Start of INPUT

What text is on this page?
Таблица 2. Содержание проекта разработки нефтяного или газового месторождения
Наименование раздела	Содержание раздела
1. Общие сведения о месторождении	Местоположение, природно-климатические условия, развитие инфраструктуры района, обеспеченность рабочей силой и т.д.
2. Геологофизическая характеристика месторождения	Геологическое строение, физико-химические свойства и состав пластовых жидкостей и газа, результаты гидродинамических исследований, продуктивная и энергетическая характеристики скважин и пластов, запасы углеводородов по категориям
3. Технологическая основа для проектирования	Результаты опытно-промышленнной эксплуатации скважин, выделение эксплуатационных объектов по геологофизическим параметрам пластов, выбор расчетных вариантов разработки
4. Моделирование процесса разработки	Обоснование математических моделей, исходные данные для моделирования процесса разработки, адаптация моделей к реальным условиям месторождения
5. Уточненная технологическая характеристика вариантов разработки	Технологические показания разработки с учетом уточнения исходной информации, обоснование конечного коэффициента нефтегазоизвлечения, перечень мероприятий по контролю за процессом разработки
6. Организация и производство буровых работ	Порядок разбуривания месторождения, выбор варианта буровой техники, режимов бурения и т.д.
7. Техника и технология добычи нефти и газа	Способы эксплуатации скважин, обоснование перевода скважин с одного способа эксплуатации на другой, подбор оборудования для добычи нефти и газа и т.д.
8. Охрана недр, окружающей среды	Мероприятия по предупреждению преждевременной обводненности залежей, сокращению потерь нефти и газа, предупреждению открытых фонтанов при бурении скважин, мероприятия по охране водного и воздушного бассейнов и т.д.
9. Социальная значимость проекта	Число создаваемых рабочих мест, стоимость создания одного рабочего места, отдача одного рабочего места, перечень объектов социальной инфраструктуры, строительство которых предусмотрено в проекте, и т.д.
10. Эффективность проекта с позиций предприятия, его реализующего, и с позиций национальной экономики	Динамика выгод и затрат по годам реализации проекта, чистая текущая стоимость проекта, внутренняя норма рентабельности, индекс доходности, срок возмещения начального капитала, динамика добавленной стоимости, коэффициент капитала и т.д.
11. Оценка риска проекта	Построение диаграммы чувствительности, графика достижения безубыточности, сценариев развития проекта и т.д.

End of INPUT

JOB ▸
Retype the records in full. Keep every line identical to the original.

ANSWER TO THIS TASK ▸
What text is on this page?
Таблица 2. Содержание проекта разработки нефтяного или газового месторождения
Наименование раздела	Содержание раздела
1. Общие сведения о месторождении	Местоположение, природно-климатические условия, развитие инфраструктуры района, обеспеченность рабочей силой и т.д.
2. Геологофизическая характеристика месторождения	Геологическое строение, физико-химические свойства и состав пластовых жидкостей и газа, результаты гидродинамических исследований, продуктивная и энергетическая характеристики скважин и пластов, запасы углеводородов по категориям
3. Технологическая основа для проектирования	Результаты опытно-промышленнной эксплуатации скважин, выделение эксплуатационных объектов по геологофизическим параметрам пластов, выбор расчетных вариантов разработки
4. Моделирование процесса разработки	Обоснование математических моделей, исходные данные для моделирования процесса разработки, адаптация моделей к реальным условиям месторождения
5. Уточненная технологическая характеристика вариантов разработки	Технологические показания разработки с учетом уточнения исходной информации, обоснование конечного коэффициента нефтегазоизвлечения, перечень мероприятий по контролю за процессом разработки
6. Организация и производство буровых работ	Порядок разбуривания месторождения, выбор варианта буровой техники, режимов бурения и т.д.
7. Техника и технология добычи нефти и газа	Способы эксплуатации скважин, обоснование перевода скважин с одного способа эксплуатации на другой, подбор оборудования для добычи нефти и газа и т.д.
8. Охрана недр, окружающей среды	Мероприятия по предупреждению преждевременной обводненности залежей, сокращению потерь нефти и газа, предупреждению открытых фонтанов при бурении скважин, мероприятия по охране водного и воздушного бассейнов и т.д.
9. Социальная значимость проекта	Число создаваемых рабочих мест, стоимость создания одного рабочего места, отдача одного рабочего места, перечень объектов социальной инфраструктуры, строительство которых предусмотрено в проекте, и т.д.
10. Эффективность проекта с позиций предприятия, его реализующего, и с позиций национальной экономики	Динамика выгод и затрат по годам реализации проекта, чистая текущая стоимость проекта, внутренняя норма рентабельности, индекс доходности, срок возмещения начального капитала, динамика добавленной стоимости, коэффициент капитала и т.д.
11. Оценка риска проекта	Построение диаграммы чувствительности, графика достижения безубыточности, сценариев развития проекта и т.д.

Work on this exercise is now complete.